- [Requirements]: Copy the data below exactly, omitting any picture it contains.

┌────────

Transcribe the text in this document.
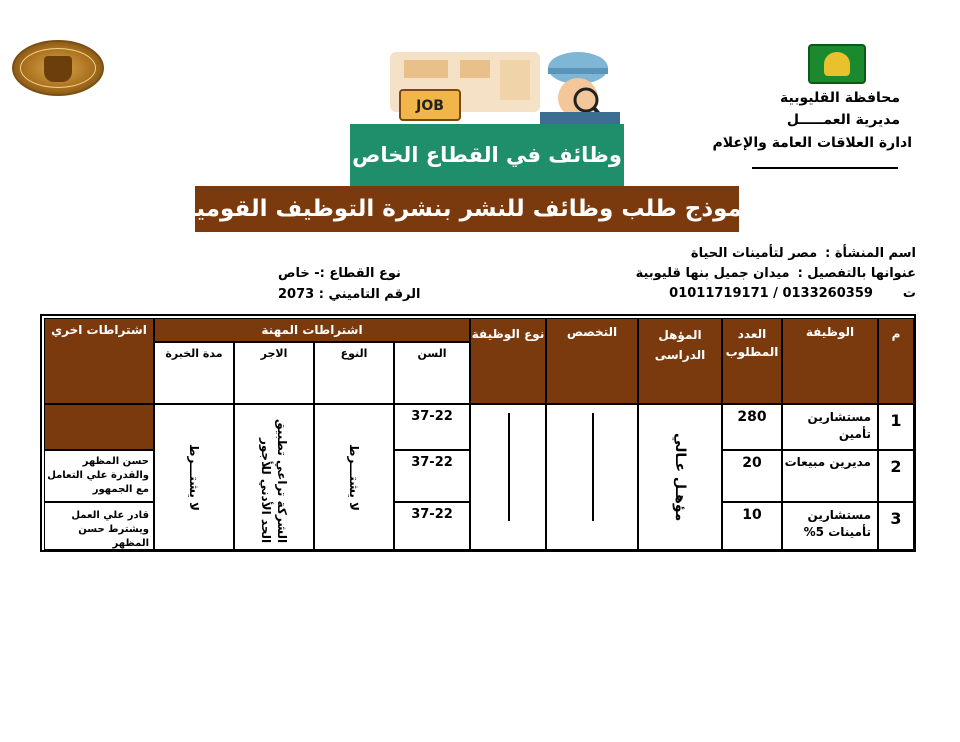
محافظة القليوبية
مديرية العمـــــل
ادارة العلاقات العامة والإعلام
JOB
وظائف في القطاع الخاص
نموذج طلب وظائف للنشر بنشرة التوظيف القومية
اسم المنشأة :مصر لتأمينات الحياة
عنوانها بالتفصيل :ميدان جميل بنها قليوبية
ت01011719171 / 0133260359
نوع القطاع :- خاص
الرقم التاميني : 2073
م
الوظيفة
العدد المطلوب
المؤهل الدراسى
التخصص
نوع الوظيفة
اشتراطات المهنة
اشتراطات اخري
السن
النوع
الاجر
مدة الخبرة
1
مستشارين تأمين
280
37-22
2
مديرين مبيعات
20
37-22
حسن المظهر والقدرة علي التعامل مع الجمهور
3
مستشارين تأمينات 5%
10
37-22
قادر علي العمل ويشترط حسن المظهر
مؤهـل عـالي
لا يشتـــرط
الشركة تراعي تطبيق الحد الأدني للأجور
لا يشتـــرط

└────────

- [Exercise output]:
Transcribe the text in this document.
محافظة القليوبية
مديرية العمـــــل
ادارة العلاقات العامة والإعلام
JOB
وظائف في القطاع الخاص
نموذج طلب وظائف للنشر بنشرة التوظيف القومية
اسم المنشأة :مصر لتأمينات الحياة
عنوانها بالتفصيل :ميدان جميل بنها قليوبية
ت01011719171 / 0133260359
نوع القطاع :- خاص
الرقم التاميني : 2073
م
الوظيفة
العدد المطلوب
المؤهل الدراسى
التخصص
نوع الوظيفة
اشتراطات المهنة
اشتراطات اخري
السن
النوع
الاجر
مدة الخبرة
1
مستشارين تأمين
280
37-22
2
مديرين مبيعات
20
37-22
حسن المظهر والقدرة علي التعامل مع الجمهور
3
مستشارين تأمينات 5%
10
37-22
قادر علي العمل ويشترط حسن المظهر
مؤهـل عـالي
لا يشتـــرط
الشركة تراعي تطبيق الحد الأدني للأجور
لا يشتـــرط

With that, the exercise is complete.